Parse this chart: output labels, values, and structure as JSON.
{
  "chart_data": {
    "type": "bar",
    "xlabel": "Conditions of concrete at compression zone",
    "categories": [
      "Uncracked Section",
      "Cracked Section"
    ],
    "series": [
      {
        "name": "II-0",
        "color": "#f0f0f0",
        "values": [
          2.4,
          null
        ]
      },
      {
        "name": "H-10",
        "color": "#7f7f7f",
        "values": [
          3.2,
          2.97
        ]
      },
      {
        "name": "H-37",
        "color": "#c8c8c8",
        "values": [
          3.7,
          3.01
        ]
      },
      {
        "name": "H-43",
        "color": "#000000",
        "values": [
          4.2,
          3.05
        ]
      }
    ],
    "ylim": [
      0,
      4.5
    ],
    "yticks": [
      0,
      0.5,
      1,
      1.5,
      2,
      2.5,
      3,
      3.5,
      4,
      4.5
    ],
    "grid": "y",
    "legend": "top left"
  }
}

◆ REQUIREMENT ◆
Across the records, how many lines contain "Section"? Only the number should be given.

◆ FINISHED TASK ◆
2